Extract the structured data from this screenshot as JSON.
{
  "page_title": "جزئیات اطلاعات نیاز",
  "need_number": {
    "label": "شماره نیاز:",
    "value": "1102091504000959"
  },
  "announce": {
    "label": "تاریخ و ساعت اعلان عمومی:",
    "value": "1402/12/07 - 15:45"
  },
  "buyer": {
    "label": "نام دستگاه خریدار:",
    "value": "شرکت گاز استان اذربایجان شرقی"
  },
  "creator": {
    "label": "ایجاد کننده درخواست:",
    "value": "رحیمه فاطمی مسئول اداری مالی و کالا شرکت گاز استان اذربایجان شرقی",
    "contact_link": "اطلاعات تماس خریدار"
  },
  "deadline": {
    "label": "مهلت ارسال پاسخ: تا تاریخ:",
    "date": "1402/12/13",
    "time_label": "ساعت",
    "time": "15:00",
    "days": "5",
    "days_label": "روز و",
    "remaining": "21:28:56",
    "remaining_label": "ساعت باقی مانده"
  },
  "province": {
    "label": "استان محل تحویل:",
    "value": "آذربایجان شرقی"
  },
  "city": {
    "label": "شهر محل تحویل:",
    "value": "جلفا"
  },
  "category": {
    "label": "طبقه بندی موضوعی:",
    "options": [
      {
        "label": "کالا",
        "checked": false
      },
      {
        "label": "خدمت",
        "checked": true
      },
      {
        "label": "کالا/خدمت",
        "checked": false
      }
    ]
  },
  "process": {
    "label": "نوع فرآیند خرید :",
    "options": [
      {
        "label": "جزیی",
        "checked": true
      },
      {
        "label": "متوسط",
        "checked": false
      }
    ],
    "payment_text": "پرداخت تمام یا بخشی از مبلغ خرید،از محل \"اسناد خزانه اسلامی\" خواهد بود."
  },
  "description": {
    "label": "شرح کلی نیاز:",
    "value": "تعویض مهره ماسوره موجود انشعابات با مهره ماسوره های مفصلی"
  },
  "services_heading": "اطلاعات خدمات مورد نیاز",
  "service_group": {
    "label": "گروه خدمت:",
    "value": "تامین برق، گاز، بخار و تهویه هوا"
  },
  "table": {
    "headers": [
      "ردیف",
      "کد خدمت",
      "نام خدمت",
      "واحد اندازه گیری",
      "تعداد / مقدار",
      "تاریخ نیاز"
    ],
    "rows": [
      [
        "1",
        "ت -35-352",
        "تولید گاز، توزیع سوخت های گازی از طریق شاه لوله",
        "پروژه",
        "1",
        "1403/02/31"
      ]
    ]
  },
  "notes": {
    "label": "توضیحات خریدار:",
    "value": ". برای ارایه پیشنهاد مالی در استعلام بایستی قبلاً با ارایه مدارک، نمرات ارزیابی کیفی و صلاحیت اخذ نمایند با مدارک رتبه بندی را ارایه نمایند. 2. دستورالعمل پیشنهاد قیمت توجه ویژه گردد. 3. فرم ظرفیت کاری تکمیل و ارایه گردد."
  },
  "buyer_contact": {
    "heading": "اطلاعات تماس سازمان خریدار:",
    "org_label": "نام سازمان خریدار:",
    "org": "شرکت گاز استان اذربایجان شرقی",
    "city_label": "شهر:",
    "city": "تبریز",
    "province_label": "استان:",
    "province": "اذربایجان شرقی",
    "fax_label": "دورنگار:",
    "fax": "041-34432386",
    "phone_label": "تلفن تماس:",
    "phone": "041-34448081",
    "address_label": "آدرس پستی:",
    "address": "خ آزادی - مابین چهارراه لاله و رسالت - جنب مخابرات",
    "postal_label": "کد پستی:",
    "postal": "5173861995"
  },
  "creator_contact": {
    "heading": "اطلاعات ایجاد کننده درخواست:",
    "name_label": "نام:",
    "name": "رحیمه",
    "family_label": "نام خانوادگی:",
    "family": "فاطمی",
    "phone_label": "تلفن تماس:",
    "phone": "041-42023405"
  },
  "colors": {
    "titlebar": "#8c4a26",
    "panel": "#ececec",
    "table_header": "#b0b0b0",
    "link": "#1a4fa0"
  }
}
_ _ _
- **SHORT PROBLEM**
Return the listing above in full, character for character.

- **EXERCISE RESPONSE**
Extract the structured data from this screenshot as JSON.
{
  "page_title": "جزئیات اطلاعات نیاز",
  "need_number": {
    "label": "شماره نیاز:",
    "value": "1102091504000959"
  },
  "announce": {
    "label": "تاریخ و ساعت اعلان عمومی:",
    "value": "1402/12/07 - 15:45"
  },
  "buyer": {
    "label": "نام دستگاه خریدار:",
    "value": "شرکت گاز استان اذربایجان شرقی"
  },
  "creator": {
    "label": "ایجاد کننده درخواست:",
    "value": "رحیمه فاطمی مسئول اداری مالی و کالا شرکت گاز استان اذربایجان شرقی",
    "contact_link": "اطلاعات تماس خریدار"
  },
  "deadline": {
    "label": "مهلت ارسال پاسخ: تا تاریخ:",
    "date": "1402/12/13",
    "time_label": "ساعت",
    "time": "15:00",
    "days": "5",
    "days_label": "روز و",
    "remaining": "21:28:56",
    "remaining_label": "ساعت باقی مانده"
  },
  "province": {
    "label": "استان محل تحویل:",
    "value": "آذربایجان شرقی"
  },
  "city": {
    "label": "شهر محل تحویل:",
    "value": "جلفا"
  },
  "category": {
    "label": "طبقه بندی موضوعی:",
    "options": [
      {
        "label": "کالا",
        "checked": false
      },
      {
        "label": "خدمت",
        "checked": true
      },
      {
        "label": "کالا/خدمت",
        "checked": false
      }
    ]
  },
  "process": {
    "label": "نوع فرآیند خرید :",
    "options": [
      {
        "label": "جزیی",
        "checked": true
      },
      {
        "label": "متوسط",
        "checked": false
      }
    ],
    "payment_text": "پرداخت تمام یا بخشی از مبلغ خرید،از محل \"اسناد خزانه اسلامی\" خواهد بود."
  },
  "description": {
    "label": "شرح کلی نیاز:",
    "value": "تعویض مهره ماسوره موجود انشعابات با مهره ماسوره های مفصلی"
  },
  "services_heading": "اطلاعات خدمات مورد نیاز",
  "service_group": {
    "label": "گروه خدمت:",
    "value": "تامین برق، گاز، بخار و تهویه هوا"
  },
  "table": {
    "headers": [
      "ردیف",
      "کد خدمت",
      "نام خدمت",
      "واحد اندازه گیری",
      "تعداد / مقدار",
      "تاریخ نیاز"
    ],
    "rows": [
      [
        "1",
        "ت -35-352",
        "تولید گاز، توزیع سوخت های گازی از طریق شاه لوله",
        "پروژه",
        "1",
        "1403/02/31"
      ]
    ]
  },
  "notes": {
    "label": "توضیحات خریدار:",
    "value": ". برای ارایه پیشنهاد مالی در استعلام بایستی قبلاً با ارایه مدارک، نمرات ارزیابی کیفی و صلاحیت اخذ نمایند با مدارک رتبه بندی را ارایه نمایند. 2. دستورالعمل پیشنهاد قیمت توجه ویژه گردد. 3. فرم ظرفیت کاری تکمیل و ارایه گردد."
  },
  "buyer_contact": {
    "heading": "اطلاعات تماس سازمان خریدار:",
    "org_label": "نام سازمان خریدار:",
    "org": "شرکت گاز استان اذربایجان شرقی",
    "city_label": "شهر:",
    "city": "تبریز",
    "province_label": "استان:",
    "province": "اذربایجان شرقی",
    "fax_label": "دورنگار:",
    "fax": "041-34432386",
    "phone_label": "تلفن تماس:",
    "phone": "041-34448081",
    "address_label": "آدرس پستی:",
    "address": "خ آزادی - مابین چهارراه لاله و رسالت - جنب مخابرات",
    "postal_label": "کد پستی:",
    "postal": "5173861995"
  },
  "creator_contact": {
    "heading": "اطلاعات ایجاد کننده درخواست:",
    "name_label": "نام:",
    "name": "رحیمه",
    "family_label": "نام خانوادگی:",
    "family": "فاطمی",
    "phone_label": "تلفن تماس:",
    "phone": "041-42023405"
  },
  "colors": {
    "titlebar": "#8c4a26",
    "panel": "#ececec",
    "table_header": "#b0b0b0",
    "link": "#1a4fa0"
  }
}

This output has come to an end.